The following lists events that happened during 1981 in New Zealand.

Population
 Estimated population as of 31 December: 3,194,500
 Increase since 31 December 1980: 18,100 (0.57%)
 Males per 100 females: 98.7

Incumbents

Regal and viceregal
Head of State – Elizabeth II
Governor-General – The Hon Sir David Beattie GCMG GCVO QSO QC.

Government
The 39th New Zealand Parliament, led by the National Party, concluded, and in the general election the party was re-elected in the 40th New Zealand Parliament. Support for the government decreased, however, with the Labour Party receiving the largest portion of the popular vote.

Speaker of the House – Richard Harrison.
Prime Minister – Robert Muldoon
Deputy Prime Minister – Brian Talboys then Duncan MacIntyre.
Minister of Finance – Robert Muldoon.
Minister of Foreign Affairs – Brian Talboys then Warren Cooper.
Attorney-General – Jim McLay.
Chief Justice — Sir Ronald Davison

Parliamentary opposition
 Leader of the Opposition –  Bill Rowling (Labour).
Social Credit Party – Bruce Beetham

Main centre leaders
Mayor of Auckland – Colin Kay
Mayor of Hamilton – Ross Jansen
Mayor of Wellington – Michael Fowler
Mayor of Christchurch – Hamish Hay
Mayor of Dunedin – Clifford George (Cliff) Skeggs

Events
 January – Nambassa five-day celebration of music, crafts and alternative lifestyles culture on  farm at Waitawheta Valley between Waihi and Waikino. Attendance 20,000.
 January – The second Sweetwaters Music Festival is held near Ngāruawāhia.

^^^^^^^^

**Direction 1**
In the overview of 1981 in New Zealand, who was Mayor of Wellington?

**Records to process**
^^^^^^^^

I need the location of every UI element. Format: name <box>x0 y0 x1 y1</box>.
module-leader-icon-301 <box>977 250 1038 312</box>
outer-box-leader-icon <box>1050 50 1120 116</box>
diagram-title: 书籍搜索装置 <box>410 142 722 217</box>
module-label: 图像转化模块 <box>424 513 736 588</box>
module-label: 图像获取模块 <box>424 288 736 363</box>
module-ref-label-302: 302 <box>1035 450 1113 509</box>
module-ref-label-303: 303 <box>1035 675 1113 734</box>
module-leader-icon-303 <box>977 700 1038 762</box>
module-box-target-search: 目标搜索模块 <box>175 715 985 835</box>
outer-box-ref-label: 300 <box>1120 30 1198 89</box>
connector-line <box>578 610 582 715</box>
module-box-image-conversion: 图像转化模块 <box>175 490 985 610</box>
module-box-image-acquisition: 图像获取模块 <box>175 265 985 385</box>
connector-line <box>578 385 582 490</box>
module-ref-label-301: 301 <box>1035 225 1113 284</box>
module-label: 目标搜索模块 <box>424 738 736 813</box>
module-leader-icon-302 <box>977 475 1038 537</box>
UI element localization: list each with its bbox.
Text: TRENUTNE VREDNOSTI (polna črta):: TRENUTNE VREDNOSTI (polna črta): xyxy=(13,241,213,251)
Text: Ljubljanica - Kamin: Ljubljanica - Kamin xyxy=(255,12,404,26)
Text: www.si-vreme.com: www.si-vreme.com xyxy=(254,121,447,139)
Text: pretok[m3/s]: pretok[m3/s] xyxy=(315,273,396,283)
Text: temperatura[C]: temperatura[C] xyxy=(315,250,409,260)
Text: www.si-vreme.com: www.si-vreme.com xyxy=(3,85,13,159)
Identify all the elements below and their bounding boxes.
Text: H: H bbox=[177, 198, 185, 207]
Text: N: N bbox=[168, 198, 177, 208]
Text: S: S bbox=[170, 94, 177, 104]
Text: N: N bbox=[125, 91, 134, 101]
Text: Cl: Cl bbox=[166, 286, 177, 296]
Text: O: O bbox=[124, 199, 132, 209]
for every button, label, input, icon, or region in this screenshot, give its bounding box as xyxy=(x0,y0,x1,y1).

^^^^^^^^

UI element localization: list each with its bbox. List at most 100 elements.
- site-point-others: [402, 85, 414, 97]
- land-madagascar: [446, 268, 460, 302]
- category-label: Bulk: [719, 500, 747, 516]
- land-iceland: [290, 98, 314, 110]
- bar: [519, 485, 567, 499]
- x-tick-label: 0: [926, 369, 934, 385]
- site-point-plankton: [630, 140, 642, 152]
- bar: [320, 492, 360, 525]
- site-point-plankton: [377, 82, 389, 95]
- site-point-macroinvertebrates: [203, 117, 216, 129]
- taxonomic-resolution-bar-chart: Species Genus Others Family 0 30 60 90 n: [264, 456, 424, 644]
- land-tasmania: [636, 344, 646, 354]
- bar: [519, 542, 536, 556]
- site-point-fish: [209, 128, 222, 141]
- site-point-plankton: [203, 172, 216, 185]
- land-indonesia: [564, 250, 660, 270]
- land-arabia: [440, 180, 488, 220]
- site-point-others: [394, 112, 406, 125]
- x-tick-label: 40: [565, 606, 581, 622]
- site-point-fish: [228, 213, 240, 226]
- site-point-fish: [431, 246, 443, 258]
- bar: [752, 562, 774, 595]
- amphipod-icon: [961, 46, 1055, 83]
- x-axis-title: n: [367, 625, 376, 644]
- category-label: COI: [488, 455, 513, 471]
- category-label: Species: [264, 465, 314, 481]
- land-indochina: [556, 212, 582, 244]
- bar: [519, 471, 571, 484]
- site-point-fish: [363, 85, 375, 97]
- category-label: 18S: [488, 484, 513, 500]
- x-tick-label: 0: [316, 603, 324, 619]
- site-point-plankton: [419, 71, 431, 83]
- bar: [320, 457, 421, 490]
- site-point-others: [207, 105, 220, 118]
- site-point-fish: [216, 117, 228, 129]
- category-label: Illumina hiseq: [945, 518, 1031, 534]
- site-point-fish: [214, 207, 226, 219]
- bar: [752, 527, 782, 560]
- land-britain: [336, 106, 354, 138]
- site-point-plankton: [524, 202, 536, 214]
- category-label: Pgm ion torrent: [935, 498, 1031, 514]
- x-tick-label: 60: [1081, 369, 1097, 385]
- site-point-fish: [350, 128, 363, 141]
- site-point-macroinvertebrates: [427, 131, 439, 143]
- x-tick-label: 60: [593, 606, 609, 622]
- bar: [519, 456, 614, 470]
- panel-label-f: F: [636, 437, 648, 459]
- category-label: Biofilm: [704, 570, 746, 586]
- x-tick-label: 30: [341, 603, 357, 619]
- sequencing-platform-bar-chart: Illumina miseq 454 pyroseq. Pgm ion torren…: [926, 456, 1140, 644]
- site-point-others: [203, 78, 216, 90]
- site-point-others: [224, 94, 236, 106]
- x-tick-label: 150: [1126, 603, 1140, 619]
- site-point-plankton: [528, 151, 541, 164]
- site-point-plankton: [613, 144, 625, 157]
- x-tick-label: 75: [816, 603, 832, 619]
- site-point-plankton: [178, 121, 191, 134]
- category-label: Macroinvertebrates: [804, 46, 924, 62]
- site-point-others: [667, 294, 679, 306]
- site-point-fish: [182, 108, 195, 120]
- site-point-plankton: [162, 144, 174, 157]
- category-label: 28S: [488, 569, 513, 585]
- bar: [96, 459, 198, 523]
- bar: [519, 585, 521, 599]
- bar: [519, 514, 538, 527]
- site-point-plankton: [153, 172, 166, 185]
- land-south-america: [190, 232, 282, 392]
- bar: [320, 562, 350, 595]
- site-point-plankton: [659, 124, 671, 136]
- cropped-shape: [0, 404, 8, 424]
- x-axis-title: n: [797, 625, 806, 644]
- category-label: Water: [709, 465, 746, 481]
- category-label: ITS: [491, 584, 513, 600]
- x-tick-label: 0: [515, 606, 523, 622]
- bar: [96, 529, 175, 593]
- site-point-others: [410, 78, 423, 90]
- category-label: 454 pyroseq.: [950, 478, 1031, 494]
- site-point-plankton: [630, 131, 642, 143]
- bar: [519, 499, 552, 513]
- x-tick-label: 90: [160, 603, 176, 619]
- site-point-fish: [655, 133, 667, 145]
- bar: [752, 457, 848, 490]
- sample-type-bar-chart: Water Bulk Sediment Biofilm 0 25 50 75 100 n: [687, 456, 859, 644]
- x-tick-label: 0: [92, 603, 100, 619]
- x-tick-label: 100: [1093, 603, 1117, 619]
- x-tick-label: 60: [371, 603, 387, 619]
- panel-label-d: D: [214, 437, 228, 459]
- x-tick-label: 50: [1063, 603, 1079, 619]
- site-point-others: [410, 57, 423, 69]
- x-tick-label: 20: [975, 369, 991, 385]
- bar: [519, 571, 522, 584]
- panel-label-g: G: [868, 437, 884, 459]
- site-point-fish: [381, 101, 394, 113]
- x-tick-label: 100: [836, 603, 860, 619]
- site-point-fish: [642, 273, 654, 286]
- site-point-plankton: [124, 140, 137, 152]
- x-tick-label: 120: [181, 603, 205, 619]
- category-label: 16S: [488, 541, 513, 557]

^^^^^^^^

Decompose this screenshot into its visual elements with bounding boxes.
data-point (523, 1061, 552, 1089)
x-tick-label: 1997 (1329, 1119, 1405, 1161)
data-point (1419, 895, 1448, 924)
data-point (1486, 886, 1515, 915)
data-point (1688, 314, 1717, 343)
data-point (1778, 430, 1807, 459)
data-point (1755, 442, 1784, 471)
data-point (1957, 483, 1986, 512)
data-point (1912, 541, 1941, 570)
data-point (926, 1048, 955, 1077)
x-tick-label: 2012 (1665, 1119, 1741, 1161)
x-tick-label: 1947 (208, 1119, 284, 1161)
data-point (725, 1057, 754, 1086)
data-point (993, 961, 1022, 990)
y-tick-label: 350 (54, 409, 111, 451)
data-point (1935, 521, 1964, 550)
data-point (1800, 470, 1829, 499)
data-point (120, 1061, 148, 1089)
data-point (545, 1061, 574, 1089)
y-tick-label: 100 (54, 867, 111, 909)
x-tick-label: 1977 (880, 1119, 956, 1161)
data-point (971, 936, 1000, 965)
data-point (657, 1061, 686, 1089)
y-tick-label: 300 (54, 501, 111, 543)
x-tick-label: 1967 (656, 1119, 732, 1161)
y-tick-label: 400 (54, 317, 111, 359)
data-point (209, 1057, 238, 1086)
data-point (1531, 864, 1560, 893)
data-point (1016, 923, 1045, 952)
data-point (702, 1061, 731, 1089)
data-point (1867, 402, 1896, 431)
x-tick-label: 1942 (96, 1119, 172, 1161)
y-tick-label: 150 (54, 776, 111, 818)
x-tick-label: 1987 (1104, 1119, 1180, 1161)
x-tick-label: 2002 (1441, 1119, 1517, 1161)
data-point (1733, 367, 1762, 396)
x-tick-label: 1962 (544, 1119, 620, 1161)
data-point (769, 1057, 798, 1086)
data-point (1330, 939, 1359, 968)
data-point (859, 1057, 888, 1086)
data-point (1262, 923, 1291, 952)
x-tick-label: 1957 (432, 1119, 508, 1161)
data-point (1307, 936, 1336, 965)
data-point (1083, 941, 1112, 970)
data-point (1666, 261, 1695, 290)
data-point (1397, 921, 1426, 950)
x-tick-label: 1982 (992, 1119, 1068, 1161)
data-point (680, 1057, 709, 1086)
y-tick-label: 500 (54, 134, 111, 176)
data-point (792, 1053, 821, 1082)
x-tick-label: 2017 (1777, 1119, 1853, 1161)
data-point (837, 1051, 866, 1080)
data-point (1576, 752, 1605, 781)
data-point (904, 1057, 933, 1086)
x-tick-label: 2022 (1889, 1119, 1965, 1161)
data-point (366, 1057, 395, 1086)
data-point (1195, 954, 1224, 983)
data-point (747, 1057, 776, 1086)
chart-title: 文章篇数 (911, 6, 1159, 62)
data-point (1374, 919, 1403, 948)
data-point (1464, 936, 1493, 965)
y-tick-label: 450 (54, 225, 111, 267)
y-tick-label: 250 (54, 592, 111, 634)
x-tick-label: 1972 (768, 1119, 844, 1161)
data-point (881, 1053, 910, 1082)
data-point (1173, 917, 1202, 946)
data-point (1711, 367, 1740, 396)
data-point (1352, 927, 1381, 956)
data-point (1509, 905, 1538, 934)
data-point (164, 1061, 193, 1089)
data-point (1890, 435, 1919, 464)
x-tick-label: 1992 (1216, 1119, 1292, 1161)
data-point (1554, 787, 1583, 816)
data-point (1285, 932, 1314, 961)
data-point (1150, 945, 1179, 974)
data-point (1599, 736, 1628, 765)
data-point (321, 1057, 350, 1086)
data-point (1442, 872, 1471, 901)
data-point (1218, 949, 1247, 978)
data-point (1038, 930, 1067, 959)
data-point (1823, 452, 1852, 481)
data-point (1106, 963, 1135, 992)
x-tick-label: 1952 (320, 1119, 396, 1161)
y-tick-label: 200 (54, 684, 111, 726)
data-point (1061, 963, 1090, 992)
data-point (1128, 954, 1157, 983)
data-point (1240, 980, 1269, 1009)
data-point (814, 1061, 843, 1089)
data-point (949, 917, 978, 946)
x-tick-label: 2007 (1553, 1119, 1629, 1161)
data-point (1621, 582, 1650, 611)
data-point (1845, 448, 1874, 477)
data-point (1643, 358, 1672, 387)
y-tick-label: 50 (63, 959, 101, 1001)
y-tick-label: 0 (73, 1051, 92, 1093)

^^^^^^^^

**Direction 2**
List every line of the records that contains the string "xyxy". Case counts.

**Written reply 1**
Michael Fowler

**Written reply 2**
Text: TRENUTNE VREDNOSTI (polna črta):: TRENUTNE VREDNOSTI (polna črta): xyxy=(13,241,213,251)
Text: Ljubljanica - Kamin: Ljubljanica - Kamin xyxy=(255,12,404,26)
Text: www.si-vreme.com: www.si-vreme.com xyxy=(254,121,447,139)
Text: pretok[m3/s]: pretok[m3/s] xyxy=(315,273,396,283)
Text: temperatura[C]: temperatura[C] xyxy=(315,250,409,260)
Text: www.si-vreme.com: www.si-vreme.com xyxy=(3,85,13,159)
for every button, label, input, icon, or region in this screenshot, give its bounding box as xyxy=(x0,y0,x1,y1).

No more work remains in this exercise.